**Work to be completed**
Write out the entire listing below exactly as it appears, minus any pictures.

**Available data**
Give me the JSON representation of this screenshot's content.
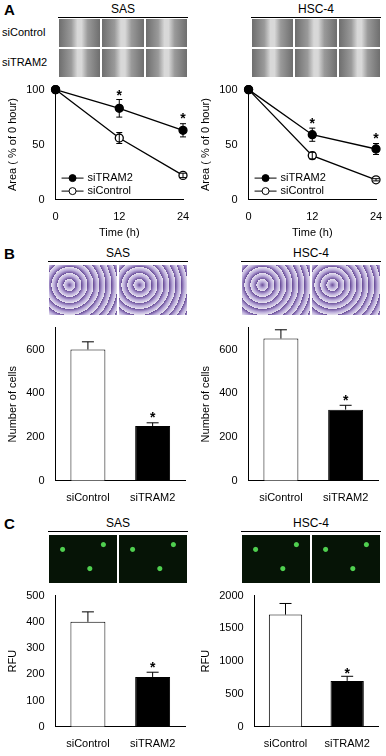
{
  "panels": [
    {
      "label": "A",
      "image_row_labels": [
        "siControl",
        "siTRAM2"
      ]
    },
    {
      "label": "B"
    },
    {
      "label": "C"
    }
  ],
  "chart_data": [
    {
      "type": "line",
      "title": "SAS",
      "x_label": "Time (h)",
      "y_label": "Area ( % of 0 hour)",
      "x": [
        0,
        12,
        24
      ],
      "xlim": [
        0,
        24
      ],
      "xticks": [
        0,
        12,
        24
      ],
      "ylim": [
        0,
        100
      ],
      "yticks": [
        0,
        50,
        100
      ],
      "grid": false,
      "legend": "lower left",
      "series": [
        {
          "name": "siTRAM2",
          "color": "#000000",
          "marker": "circle",
          "values": [
            100,
            83,
            63
          ],
          "errors": [
            0,
            8,
            6
          ]
        },
        {
          "name": "siControl",
          "color": "#000000",
          "marker": "open_circle",
          "values": [
            100,
            56,
            22
          ],
          "errors": [
            0,
            5,
            2
          ]
        }
      ],
      "annotations": [
        {
          "x": 12,
          "y": 94,
          "text": "*"
        },
        {
          "x": 24,
          "y": 73,
          "text": "*"
        }
      ]
    },
    {
      "type": "line",
      "title": "HSC-4",
      "x_label": "Time (h)",
      "y_label": "Area ( % of 0 hour)",
      "x": [
        0,
        12,
        24
      ],
      "xlim": [
        0,
        24
      ],
      "xticks": [
        0,
        12,
        24
      ],
      "ylim": [
        0,
        100
      ],
      "yticks": [
        0,
        50,
        100
      ],
      "grid": false,
      "legend": "lower left",
      "series": [
        {
          "name": "siTRAM2",
          "color": "#000000",
          "marker": "circle",
          "values": [
            100,
            59,
            46
          ],
          "errors": [
            0,
            6,
            5
          ]
        },
        {
          "name": "siControl",
          "color": "#000000",
          "marker": "open_circle",
          "values": [
            100,
            40,
            18
          ],
          "errors": [
            0,
            3,
            1
          ]
        }
      ],
      "annotations": [
        {
          "x": 12,
          "y": 69,
          "text": "*"
        },
        {
          "x": 24,
          "y": 55,
          "text": "*"
        }
      ]
    },
    {
      "type": "bar",
      "title": "SAS",
      "y_label": "Number of cells",
      "categories": [
        "siControl",
        "siTRAM2"
      ],
      "values": [
        600,
        250
      ],
      "errors": [
        35,
        15
      ],
      "colors": [
        "#ffffff",
        "#000000"
      ],
      "ylim": [
        0,
        700
      ],
      "yticks": [
        0,
        200,
        400,
        600
      ],
      "grid": false,
      "annotations": [
        {
          "x": "siTRAM2",
          "y": 285,
          "text": "*"
        }
      ]
    },
    {
      "type": "bar",
      "title": "HSC-4",
      "y_label": "Number of cells",
      "categories": [
        "siControl",
        "siTRAM2"
      ],
      "values": [
        650,
        325
      ],
      "errors": [
        40,
        20
      ],
      "colors": [
        "#ffffff",
        "#000000"
      ],
      "ylim": [
        0,
        700
      ],
      "yticks": [
        0,
        200,
        400,
        600
      ],
      "grid": false,
      "annotations": [
        {
          "x": "siTRAM2",
          "y": 365,
          "text": "*"
        }
      ]
    },
    {
      "type": "bar",
      "title": "SAS",
      "y_label": "RFU",
      "categories": [
        "siControl",
        "siTRAM2"
      ],
      "values": [
        400,
        190
      ],
      "errors": [
        38,
        18
      ],
      "colors": [
        "#ffffff",
        "#000000"
      ],
      "ylim": [
        0,
        500
      ],
      "yticks": [
        0,
        100,
        200,
        300,
        400,
        500
      ],
      "grid": false,
      "annotations": [
        {
          "x": "siTRAM2",
          "y": 225,
          "text": "*"
        }
      ]
    },
    {
      "type": "bar",
      "title": "HSC-4",
      "y_label": "RFU",
      "categories": [
        "siControl",
        "siTRAM2"
      ],
      "values": [
        1710,
        700
      ],
      "errors": [
        170,
        70
      ],
      "colors": [
        "#ffffff",
        "#000000"
      ],
      "ylim": [
        0,
        2000
      ],
      "yticks": [
        0,
        500,
        1000,
        1500,
        2000
      ],
      "grid": false,
      "annotations": [
        {
          "x": "siTRAM2",
          "y": 810,
          "text": "*"
        }
      ]
    }
  ]
}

**Final answer**
Give me the JSON representation of this screenshot's content.
{
  "panels": [
    {
      "label": "A",
      "image_row_labels": [
        "siControl",
        "siTRAM2"
      ]
    },
    {
      "label": "B"
    },
    {
      "label": "C"
    }
  ],
  "chart_data": [
    {
      "type": "line",
      "title": "SAS",
      "x_label": "Time (h)",
      "y_label": "Area ( % of 0 hour)",
      "x": [
        0,
        12,
        24
      ],
      "xlim": [
        0,
        24
      ],
      "xticks": [
        0,
        12,
        24
      ],
      "ylim": [
        0,
        100
      ],
      "yticks": [
        0,
        50,
        100
      ],
      "grid": false,
      "legend": "lower left",
      "series": [
        {
          "name": "siTRAM2",
          "color": "#000000",
          "marker": "circle",
          "values": [
            100,
            83,
            63
          ],
          "errors": [
            0,
            8,
            6
          ]
        },
        {
          "name": "siControl",
          "color": "#000000",
          "marker": "open_circle",
          "values": [
            100,
            56,
            22
          ],
          "errors": [
            0,
            5,
            2
          ]
        }
      ],
      "annotations": [
        {
          "x": 12,
          "y": 94,
          "text": "*"
        },
        {
          "x": 24,
          "y": 73,
          "text": "*"
        }
      ]
    },
    {
      "type": "line",
      "title": "HSC-4",
      "x_label": "Time (h)",
      "y_label": "Area ( % of 0 hour)",
      "x": [
        0,
        12,
        24
      ],
      "xlim": [
        0,
        24
      ],
      "xticks": [
        0,
        12,
        24
      ],
      "ylim": [
        0,
        100
      ],
      "yticks": [
        0,
        50,
        100
      ],
      "grid": false,
      "legend": "lower left",
      "series": [
        {
          "name": "siTRAM2",
          "color": "#000000",
          "marker": "circle",
          "values": [
            100,
            59,
            46
          ],
          "errors": [
            0,
            6,
            5
          ]
        },
        {
          "name": "siControl",
          "color": "#000000",
          "marker": "open_circle",
          "values": [
            100,
            40,
            18
          ],
          "errors": [
            0,
            3,
            1
          ]
        }
      ],
      "annotations": [
        {
          "x": 12,
          "y": 69,
          "text": "*"
        },
        {
          "x": 24,
          "y": 55,
          "text": "*"
        }
      ]
    },
    {
      "type": "bar",
      "title": "SAS",
      "y_label": "Number of cells",
      "categories": [
        "siControl",
        "siTRAM2"
      ],
      "values": [
        600,
        250
      ],
      "errors": [
        35,
        15
      ],
      "colors": [
        "#ffffff",
        "#000000"
      ],
      "ylim": [
        0,
        700
      ],
      "yticks": [
        0,
        200,
        400,
        600
      ],
      "grid": false,
      "annotations": [
        {
          "x": "siTRAM2",
          "y": 285,
          "text": "*"
        }
      ]
    },
    {
      "type": "bar",
      "title": "HSC-4",
      "y_label": "Number of cells",
      "categories": [
        "siControl",
        "siTRAM2"
      ],
      "values": [
        650,
        325
      ],
      "errors": [
        40,
        20
      ],
      "colors": [
        "#ffffff",
        "#000000"
      ],
      "ylim": [
        0,
        700
      ],
      "yticks": [
        0,
        200,
        400,
        600
      ],
      "grid": false,
      "annotations": [
        {
          "x": "siTRAM2",
          "y": 365,
          "text": "*"
        }
      ]
    },
    {
      "type": "bar",
      "title": "SAS",
      "y_label": "RFU",
      "categories": [
        "siControl",
        "siTRAM2"
      ],
      "values": [
        400,
        190
      ],
      "errors": [
        38,
        18
      ],
      "colors": [
        "#ffffff",
        "#000000"
      ],
      "ylim": [
        0,
        500
      ],
      "yticks": [
        0,
        100,
        200,
        300,
        400,
        500
      ],
      "grid": false,
      "annotations": [
        {
          "x": "siTRAM2",
          "y": 225,
          "text": "*"
        }
      ]
    },
    {
      "type": "bar",
      "title": "HSC-4",
      "y_label": "RFU",
      "categories": [
        "siControl",
        "siTRAM2"
      ],
      "values": [
        1710,
        700
      ],
      "errors": [
        170,
        70
      ],
      "colors": [
        "#ffffff",
        "#000000"
      ],
      "ylim": [
        0,
        2000
      ],
      "yticks": [
        0,
        500,
        1000,
        1500,
        2000
      ],
      "grid": false,
      "annotations": [
        {
          "x": "siTRAM2",
          "y": 810,
          "text": "*"
        }
      ]
    }
  ]
}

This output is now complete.